:: Challenge ::
Each line containing the word "that" must be collected.

:: Material for the task ::
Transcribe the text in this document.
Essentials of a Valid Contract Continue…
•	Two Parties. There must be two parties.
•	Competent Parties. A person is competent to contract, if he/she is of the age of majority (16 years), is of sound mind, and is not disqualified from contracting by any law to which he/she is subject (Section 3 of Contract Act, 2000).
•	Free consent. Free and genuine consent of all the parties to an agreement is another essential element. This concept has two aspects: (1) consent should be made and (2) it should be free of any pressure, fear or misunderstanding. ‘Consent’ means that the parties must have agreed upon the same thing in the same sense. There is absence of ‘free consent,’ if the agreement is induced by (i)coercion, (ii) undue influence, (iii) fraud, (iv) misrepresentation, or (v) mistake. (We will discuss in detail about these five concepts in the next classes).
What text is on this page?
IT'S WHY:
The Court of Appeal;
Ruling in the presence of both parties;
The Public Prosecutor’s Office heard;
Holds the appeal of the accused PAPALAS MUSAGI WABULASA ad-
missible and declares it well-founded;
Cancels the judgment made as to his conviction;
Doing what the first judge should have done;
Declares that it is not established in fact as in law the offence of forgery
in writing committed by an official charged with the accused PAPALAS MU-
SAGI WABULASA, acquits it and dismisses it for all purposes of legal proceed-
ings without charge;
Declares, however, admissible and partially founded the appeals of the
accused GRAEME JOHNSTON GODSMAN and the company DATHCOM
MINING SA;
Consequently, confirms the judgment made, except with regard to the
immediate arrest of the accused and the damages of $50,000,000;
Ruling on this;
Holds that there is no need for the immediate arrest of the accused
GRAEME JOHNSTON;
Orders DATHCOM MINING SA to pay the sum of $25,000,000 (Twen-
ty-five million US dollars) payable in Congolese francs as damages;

:: Full answer ::
•	Free consent. Free and genuine consent of all the parties to an agreement is another essential element. This concept has two aspects: (1) consent should be made and (2) it should be free of any pressure, fear or misunderstanding. ‘Consent’ means that the parties must have agreed upon the same thing in the same sense. There is absence of ‘free consent,’ if the agreement is induced by (i)coercion, (ii) undue influence, (iii) fraud, (iv) misrepresentation, or (v) mistake. (We will discuss in detail about these five concepts in the next classes).
Declares that it is not established in fact as in law the offence of forgery
Holds that there is no need for the immediate arrest of the accused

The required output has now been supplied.